Return the whole listing exactly as it stands.
+---+
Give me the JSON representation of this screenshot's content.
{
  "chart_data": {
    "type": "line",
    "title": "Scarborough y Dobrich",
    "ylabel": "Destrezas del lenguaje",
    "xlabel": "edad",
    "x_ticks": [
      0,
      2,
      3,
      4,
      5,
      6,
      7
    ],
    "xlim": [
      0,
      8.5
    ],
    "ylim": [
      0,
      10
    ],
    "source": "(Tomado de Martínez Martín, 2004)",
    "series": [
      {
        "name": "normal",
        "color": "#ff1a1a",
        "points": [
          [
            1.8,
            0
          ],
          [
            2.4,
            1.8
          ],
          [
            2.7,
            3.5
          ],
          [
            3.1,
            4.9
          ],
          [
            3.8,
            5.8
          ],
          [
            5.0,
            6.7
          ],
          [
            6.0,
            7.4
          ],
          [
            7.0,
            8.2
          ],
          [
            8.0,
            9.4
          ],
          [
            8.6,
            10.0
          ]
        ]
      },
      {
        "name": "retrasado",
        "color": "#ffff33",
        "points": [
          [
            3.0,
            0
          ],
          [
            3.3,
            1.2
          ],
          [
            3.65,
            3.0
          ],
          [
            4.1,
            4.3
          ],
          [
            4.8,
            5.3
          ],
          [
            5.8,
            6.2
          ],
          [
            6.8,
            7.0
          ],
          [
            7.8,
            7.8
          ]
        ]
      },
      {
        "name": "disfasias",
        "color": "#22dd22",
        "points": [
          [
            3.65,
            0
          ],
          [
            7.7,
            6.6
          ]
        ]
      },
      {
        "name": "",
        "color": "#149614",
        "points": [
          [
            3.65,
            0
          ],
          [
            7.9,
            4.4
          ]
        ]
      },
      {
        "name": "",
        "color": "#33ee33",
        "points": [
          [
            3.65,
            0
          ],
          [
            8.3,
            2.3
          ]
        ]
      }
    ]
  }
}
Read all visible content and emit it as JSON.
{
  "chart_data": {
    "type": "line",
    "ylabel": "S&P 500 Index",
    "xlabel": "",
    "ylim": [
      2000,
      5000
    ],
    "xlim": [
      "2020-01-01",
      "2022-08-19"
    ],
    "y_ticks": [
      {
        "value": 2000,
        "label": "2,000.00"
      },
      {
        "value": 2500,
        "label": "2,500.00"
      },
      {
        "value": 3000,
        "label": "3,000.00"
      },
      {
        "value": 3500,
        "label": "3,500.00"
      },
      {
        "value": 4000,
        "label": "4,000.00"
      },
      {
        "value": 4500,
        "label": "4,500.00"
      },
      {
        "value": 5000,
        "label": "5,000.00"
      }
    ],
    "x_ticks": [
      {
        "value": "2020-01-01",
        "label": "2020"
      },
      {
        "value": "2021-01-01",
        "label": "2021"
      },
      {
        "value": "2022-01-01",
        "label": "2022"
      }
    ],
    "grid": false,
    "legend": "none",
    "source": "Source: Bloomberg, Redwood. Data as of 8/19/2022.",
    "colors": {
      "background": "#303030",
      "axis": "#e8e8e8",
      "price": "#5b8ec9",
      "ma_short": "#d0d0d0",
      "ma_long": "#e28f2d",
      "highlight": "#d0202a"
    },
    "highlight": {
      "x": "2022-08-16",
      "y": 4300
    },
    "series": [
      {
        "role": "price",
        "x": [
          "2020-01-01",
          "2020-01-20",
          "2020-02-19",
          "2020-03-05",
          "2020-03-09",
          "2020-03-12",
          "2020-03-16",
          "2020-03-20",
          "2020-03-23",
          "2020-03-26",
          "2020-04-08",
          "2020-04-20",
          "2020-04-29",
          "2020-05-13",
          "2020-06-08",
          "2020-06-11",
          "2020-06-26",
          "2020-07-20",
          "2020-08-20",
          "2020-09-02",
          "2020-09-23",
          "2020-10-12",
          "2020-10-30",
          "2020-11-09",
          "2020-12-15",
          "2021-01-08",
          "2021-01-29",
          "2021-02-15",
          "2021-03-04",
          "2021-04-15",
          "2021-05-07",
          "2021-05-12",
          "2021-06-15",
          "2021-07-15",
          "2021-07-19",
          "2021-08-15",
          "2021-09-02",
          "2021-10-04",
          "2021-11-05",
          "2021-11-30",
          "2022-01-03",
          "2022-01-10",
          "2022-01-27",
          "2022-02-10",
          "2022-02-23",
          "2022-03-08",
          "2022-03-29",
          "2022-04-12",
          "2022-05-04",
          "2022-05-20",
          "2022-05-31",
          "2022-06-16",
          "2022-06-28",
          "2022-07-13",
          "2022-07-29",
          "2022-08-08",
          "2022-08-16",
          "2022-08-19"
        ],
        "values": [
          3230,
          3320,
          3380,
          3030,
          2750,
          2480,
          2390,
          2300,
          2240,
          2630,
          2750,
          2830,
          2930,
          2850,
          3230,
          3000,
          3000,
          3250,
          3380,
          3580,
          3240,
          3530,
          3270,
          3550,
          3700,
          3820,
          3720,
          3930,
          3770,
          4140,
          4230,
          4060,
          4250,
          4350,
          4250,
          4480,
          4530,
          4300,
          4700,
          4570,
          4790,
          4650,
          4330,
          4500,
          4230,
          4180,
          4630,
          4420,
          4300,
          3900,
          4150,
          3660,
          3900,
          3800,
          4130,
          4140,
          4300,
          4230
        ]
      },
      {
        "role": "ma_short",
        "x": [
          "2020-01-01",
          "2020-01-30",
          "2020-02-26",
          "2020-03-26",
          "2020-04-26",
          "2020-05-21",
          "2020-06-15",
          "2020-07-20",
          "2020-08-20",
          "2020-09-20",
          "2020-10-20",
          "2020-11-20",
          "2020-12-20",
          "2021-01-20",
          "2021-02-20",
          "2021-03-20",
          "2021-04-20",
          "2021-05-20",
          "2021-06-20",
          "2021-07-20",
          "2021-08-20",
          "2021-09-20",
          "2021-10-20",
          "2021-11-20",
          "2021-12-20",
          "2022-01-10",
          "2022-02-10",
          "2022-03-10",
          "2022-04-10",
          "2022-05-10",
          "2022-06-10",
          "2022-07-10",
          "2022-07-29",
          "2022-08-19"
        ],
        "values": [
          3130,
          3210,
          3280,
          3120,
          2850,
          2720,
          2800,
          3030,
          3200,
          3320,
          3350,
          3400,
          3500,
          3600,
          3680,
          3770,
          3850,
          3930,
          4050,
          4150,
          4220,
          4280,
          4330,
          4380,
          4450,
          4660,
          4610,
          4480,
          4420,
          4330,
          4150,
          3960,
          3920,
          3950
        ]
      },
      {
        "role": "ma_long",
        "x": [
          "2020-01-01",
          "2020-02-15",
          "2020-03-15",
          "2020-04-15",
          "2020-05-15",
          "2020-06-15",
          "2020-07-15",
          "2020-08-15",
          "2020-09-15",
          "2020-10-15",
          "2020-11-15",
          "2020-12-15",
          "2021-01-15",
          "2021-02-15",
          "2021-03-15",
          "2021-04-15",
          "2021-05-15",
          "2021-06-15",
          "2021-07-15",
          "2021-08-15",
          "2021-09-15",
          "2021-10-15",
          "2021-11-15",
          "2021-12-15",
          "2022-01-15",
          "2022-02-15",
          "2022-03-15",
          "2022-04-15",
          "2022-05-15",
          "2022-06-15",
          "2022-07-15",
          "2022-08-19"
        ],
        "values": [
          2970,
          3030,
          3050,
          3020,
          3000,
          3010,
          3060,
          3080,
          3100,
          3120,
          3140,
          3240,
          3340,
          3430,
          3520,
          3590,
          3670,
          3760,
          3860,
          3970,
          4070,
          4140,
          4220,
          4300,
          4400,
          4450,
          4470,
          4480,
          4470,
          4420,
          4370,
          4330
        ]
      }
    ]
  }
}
+---+
* RESPONSE BELOW
Give me the JSON representation of this screenshot's content.
{
  "chart_data": {
    "type": "line",
    "title": "Scarborough y Dobrich",
    "ylabel": "Destrezas del lenguaje",
    "xlabel": "edad",
    "x_ticks": [
      0,
      2,
      3,
      4,
      5,
      6,
      7
    ],
    "xlim": [
      0,
      8.5
    ],
    "ylim": [
      0,
      10
    ],
    "source": "(Tomado de Martínez Martín, 2004)",
    "series": [
      {
        "name": "normal",
        "color": "#ff1a1a",
        "points": [
          [
            1.8,
            0
          ],
          [
            2.4,
            1.8
          ],
          [
            2.7,
            3.5
          ],
          [
            3.1,
            4.9
          ],
          [
            3.8,
            5.8
          ],
          [
            5.0,
            6.7
          ],
          [
            6.0,
            7.4
          ],
          [
            7.0,
            8.2
          ],
          [
            8.0,
            9.4
          ],
          [
            8.6,
            10.0
          ]
        ]
      },
      {
        "name": "retrasado",
        "color": "#ffff33",
        "points": [
          [
            3.0,
            0
          ],
          [
            3.3,
            1.2
          ],
          [
            3.65,
            3.0
          ],
          [
            4.1,
            4.3
          ],
          [
            4.8,
            5.3
          ],
          [
            5.8,
            6.2
          ],
          [
            6.8,
            7.0
          ],
          [
            7.8,
            7.8
          ]
        ]
      },
      {
        "name": "disfasias",
        "color": "#22dd22",
        "points": [
          [
            3.65,
            0
          ],
          [
            7.7,
            6.6
          ]
        ]
      },
      {
        "name": "",
        "color": "#149614",
        "points": [
          [
            3.65,
            0
          ],
          [
            7.9,
            4.4
          ]
        ]
      },
      {
        "name": "",
        "color": "#33ee33",
        "points": [
          [
            3.65,
            0
          ],
          [
            8.3,
            2.3
          ]
        ]
      }
    ]
  }
}
Read all visible content and emit it as JSON.
{
  "chart_data": {
    "type": "line",
    "ylabel": "S&P 500 Index",
    "xlabel": "",
    "ylim": [
      2000,
      5000
    ],
    "xlim": [
      "2020-01-01",
      "2022-08-19"
    ],
    "y_ticks": [
      {
        "value": 2000,
        "label": "2,000.00"
      },
      {
        "value": 2500,
        "label": "2,500.00"
      },
      {
        "value": 3000,
        "label": "3,000.00"
      },
      {
        "value": 3500,
        "label": "3,500.00"
      },
      {
        "value": 4000,
        "label": "4,000.00"
      },
      {
        "value": 4500,
        "label": "4,500.00"
      },
      {
        "value": 5000,
        "label": "5,000.00"
      }
    ],
    "x_ticks": [
      {
        "value": "2020-01-01",
        "label": "2020"
      },
      {
        "value": "2021-01-01",
        "label": "2021"
      },
      {
        "value": "2022-01-01",
        "label": "2022"
      }
    ],
    "grid": false,
    "legend": "none",
    "source": "Source: Bloomberg, Redwood. Data as of 8/19/2022.",
    "colors": {
      "background": "#303030",
      "axis": "#e8e8e8",
      "price": "#5b8ec9",
      "ma_short": "#d0d0d0",
      "ma_long": "#e28f2d",
      "highlight": "#d0202a"
    },
    "highlight": {
      "x": "2022-08-16",
      "y": 4300
    },
    "series": [
      {
        "role": "price",
        "x": [
          "2020-01-01",
          "2020-01-20",
          "2020-02-19",
          "2020-03-05",
          "2020-03-09",
          "2020-03-12",
          "2020-03-16",
          "2020-03-20",
          "2020-03-23",
          "2020-03-26",
          "2020-04-08",
          "2020-04-20",
          "2020-04-29",
          "2020-05-13",
          "2020-06-08",
          "2020-06-11",
          "2020-06-26",
          "2020-07-20",
          "2020-08-20",
          "2020-09-02",
          "2020-09-23",
          "2020-10-12",
          "2020-10-30",
          "2020-11-09",
          "2020-12-15",
          "2021-01-08",
          "2021-01-29",
          "2021-02-15",
          "2021-03-04",
          "2021-04-15",
          "2021-05-07",
          "2021-05-12",
          "2021-06-15",
          "2021-07-15",
          "2021-07-19",
          "2021-08-15",
          "2021-09-02",
          "2021-10-04",
          "2021-11-05",
          "2021-11-30",
          "2022-01-03",
          "2022-01-10",
          "2022-01-27",
          "2022-02-10",
          "2022-02-23",
          "2022-03-08",
          "2022-03-29",
          "2022-04-12",
          "2022-05-04",
          "2022-05-20",
          "2022-05-31",
          "2022-06-16",
          "2022-06-28",
          "2022-07-13",
          "2022-07-29",
          "2022-08-08",
          "2022-08-16",
          "2022-08-19"
        ],
        "values": [
          3230,
          3320,
          3380,
          3030,
          2750,
          2480,
          2390,
          2300,
          2240,
          2630,
          2750,
          2830,
          2930,
          2850,
          3230,
          3000,
          3000,
          3250,
          3380,
          3580,
          3240,
          3530,
          3270,
          3550,
          3700,
          3820,
          3720,
          3930,
          3770,
          4140,
          4230,
          4060,
          4250,
          4350,
          4250,
          4480,
          4530,
          4300,
          4700,
          4570,
          4790,
          4650,
          4330,
          4500,
          4230,
          4180,
          4630,
          4420,
          4300,
          3900,
          4150,
          3660,
          3900,
          3800,
          4130,
          4140,
          4300,
          4230
        ]
      },
      {
        "role": "ma_short",
        "x": [
          "2020-01-01",
          "2020-01-30",
          "2020-02-26",
          "2020-03-26",
          "2020-04-26",
          "2020-05-21",
          "2020-06-15",
          "2020-07-20",
          "2020-08-20",
          "2020-09-20",
          "2020-10-20",
          "2020-11-20",
          "2020-12-20",
          "2021-01-20",
          "2021-02-20",
          "2021-03-20",
          "2021-04-20",
          "2021-05-20",
          "2021-06-20",
          "2021-07-20",
          "2021-08-20",
          "2021-09-20",
          "2021-10-20",
          "2021-11-20",
          "2021-12-20",
          "2022-01-10",
          "2022-02-10",
          "2022-03-10",
          "2022-04-10",
          "2022-05-10",
          "2022-06-10",
          "2022-07-10",
          "2022-07-29",
          "2022-08-19"
        ],
        "values": [
          3130,
          3210,
          3280,
          3120,
          2850,
          2720,
          2800,
          3030,
          3200,
          3320,
          3350,
          3400,
          3500,
          3600,
          3680,
          3770,
          3850,
          3930,
          4050,
          4150,
          4220,
          4280,
          4330,
          4380,
          4450,
          4660,
          4610,
          4480,
          4420,
          4330,
          4150,
          3960,
          3920,
          3950
        ]
      },
      {
        "role": "ma_long",
        "x": [
          "2020-01-01",
          "2020-02-15",
          "2020-03-15",
          "2020-04-15",
          "2020-05-15",
          "2020-06-15",
          "2020-07-15",
          "2020-08-15",
          "2020-09-15",
          "2020-10-15",
          "2020-11-15",
          "2020-12-15",
          "2021-01-15",
          "2021-02-15",
          "2021-03-15",
          "2021-04-15",
          "2021-05-15",
          "2021-06-15",
          "2021-07-15",
          "2021-08-15",
          "2021-09-15",
          "2021-10-15",
          "2021-11-15",
          "2021-12-15",
          "2022-01-15",
          "2022-02-15",
          "2022-03-15",
          "2022-04-15",
          "2022-05-15",
          "2022-06-15",
          "2022-07-15",
          "2022-08-19"
        ],
        "values": [
          2970,
          3030,
          3050,
          3020,
          3000,
          3010,
          3060,
          3080,
          3100,
          3120,
          3140,
          3240,
          3340,
          3430,
          3520,
          3590,
          3670,
          3760,
          3860,
          3970,
          4070,
          4140,
          4220,
          4300,
          4400,
          4450,
          4470,
          4480,
          4470,
          4420,
          4370,
          4330
        ]
      }
    ]
  }
}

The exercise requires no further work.